**Quoted passage:**
----------------------------------------

Nine asylum-seeker mothers threatening suicide at the Christmas Island detention centre are under 24-hour surveillance by male guards as Prime Minister Tony Abbott vows not give in to their “moral blackmail”.
Christmas Island Shire councillor Gordon Thomson says the women are prepared to sacrifice themselves to give their children a better life.
“They believe that by killing themselves, their babies born in Australia will have to stay in Australia,” he told AAP on Wednesday.
One of the women, a sole parent, has four children under the age of four.
“They’ve always got an officer with them when they go to the toilet, have a shower, breast feed their babies, eat,” Mr Thomson said.
“They are always under watch, there is no private moment ever.”
A shortage of female guards meant the women were under watch from male officers, Mr Thomson said.
Mr Abbott insists his government won’t capitulate to what he described as “moral blackmail”.
“No Australian government should be subjected to the spectacle of people saying `Unless you accept us, I am going to commit self harm’,” he said.
Labor leader Bill Shorten accused the prime minister of washing his hands of asylum seekers.
“You mightn’t wish this was so but these people are human beings in the care of Australia and the care of the Australian government,” he told reporters in Sydney.
Australian Greens senator Sarah Hanson-Young accused Mr Abbott of pushing people to a point of self destruction.

----------------------------------------

**Information:**
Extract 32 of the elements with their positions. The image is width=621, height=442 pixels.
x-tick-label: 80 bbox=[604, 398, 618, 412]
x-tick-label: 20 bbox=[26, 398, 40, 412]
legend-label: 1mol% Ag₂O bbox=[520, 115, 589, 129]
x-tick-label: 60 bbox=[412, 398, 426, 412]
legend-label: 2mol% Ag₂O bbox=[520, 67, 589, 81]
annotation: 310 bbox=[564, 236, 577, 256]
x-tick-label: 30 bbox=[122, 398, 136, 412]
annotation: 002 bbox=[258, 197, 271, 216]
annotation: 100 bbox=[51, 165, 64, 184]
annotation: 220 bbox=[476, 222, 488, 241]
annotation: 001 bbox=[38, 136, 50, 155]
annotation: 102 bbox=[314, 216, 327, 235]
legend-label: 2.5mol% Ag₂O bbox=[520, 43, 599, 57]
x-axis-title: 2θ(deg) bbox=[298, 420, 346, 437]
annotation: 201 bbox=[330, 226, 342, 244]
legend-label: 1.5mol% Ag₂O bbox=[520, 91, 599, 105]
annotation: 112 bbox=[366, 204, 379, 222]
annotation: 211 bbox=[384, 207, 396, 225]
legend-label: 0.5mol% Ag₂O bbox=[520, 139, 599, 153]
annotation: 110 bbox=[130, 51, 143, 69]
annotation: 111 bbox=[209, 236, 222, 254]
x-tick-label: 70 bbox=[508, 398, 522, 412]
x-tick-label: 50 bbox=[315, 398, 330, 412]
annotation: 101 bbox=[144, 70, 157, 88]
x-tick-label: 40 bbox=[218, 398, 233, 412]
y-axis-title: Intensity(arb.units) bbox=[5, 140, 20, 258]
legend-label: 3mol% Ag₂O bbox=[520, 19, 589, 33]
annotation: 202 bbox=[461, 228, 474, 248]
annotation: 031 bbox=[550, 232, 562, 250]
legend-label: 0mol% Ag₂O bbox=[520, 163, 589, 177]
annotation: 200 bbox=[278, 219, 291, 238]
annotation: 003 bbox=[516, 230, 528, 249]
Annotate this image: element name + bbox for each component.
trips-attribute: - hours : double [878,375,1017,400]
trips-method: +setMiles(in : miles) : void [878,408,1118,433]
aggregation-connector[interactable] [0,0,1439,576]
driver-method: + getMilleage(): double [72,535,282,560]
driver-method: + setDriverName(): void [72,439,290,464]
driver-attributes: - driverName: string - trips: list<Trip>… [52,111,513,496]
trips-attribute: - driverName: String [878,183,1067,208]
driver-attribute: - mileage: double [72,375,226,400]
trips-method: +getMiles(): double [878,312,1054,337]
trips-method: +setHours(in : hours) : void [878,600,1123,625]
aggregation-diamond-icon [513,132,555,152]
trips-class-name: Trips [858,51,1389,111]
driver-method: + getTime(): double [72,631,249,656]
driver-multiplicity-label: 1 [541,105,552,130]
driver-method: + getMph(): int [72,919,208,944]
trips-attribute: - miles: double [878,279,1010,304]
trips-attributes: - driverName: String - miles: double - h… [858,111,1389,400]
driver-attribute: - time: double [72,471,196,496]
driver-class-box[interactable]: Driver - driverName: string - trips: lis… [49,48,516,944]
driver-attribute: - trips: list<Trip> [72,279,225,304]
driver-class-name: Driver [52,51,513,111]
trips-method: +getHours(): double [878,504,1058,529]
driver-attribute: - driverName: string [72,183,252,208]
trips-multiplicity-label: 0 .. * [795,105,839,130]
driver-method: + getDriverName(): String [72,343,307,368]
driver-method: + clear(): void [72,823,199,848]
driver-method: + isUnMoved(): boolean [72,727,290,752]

----------------------------------------

**What you will do:**
1. Name every person the Christmas Island detention report mentions by name.
2. Return the part of the Christmas Island detention report between "A shortage of" and "of self destruction.", inclusive.
3. Resume the Christmas Island detention report after its final sentence.

**Answers in order:**
1.
Tony Abbott
Gordon Thomson
Bill Shorten
Sarah Hanson-Young

2.
A shortage of female guards meant the women were under watch from male officers, Mr Thomson said.
Mr Abbott insists his government won’t capitulate to what he described as “moral blackmail”.
“No Australian government should be subjected to the spectacle of people saying `Unless you accept us, I am going to commit self harm’,” he said.
Labor leader Bill Shorten accused the prime minister of washing his hands of asylum seekers.
“You mightn’t wish this was so but these people are human beings in the care of Australia and the care of the Australian government,” he told reporters in Sydney.
Australian Greens senator Sarah Hanson-Young accused Mr Abbott of pushing people to a point of self destruction.

3.
Comment has been sought from centre manager Serco.
Meanwhile, the Refugee Council of Australia says its analysis of immigration department asylum seeker data, as at May 31, shows children are more likely than adults to be in detention.
It found 23 per cent of 4331 child asylum seekers had been detained.
This compared to only 18 per cent of adults, although the number of adult detainees far outstripped children at 29,521 people.
There were 2395 asylum seekers in detention on Nauru and Papua New Guinea, 4016 in detention in Australia while 27,441 were living in the community.
The Senate was told a woman, who was not one of the nine mothers, had thrown herself off a building earlier this week and was receiving hospital treatment.
Cabinet minister Eric Abetz told Senate question time a small number of “minor self-harm incidents” had occurred but he would not elaborate to protect their privacy.
“Those involved are receiving proper and appropriate medical and other support,” he said.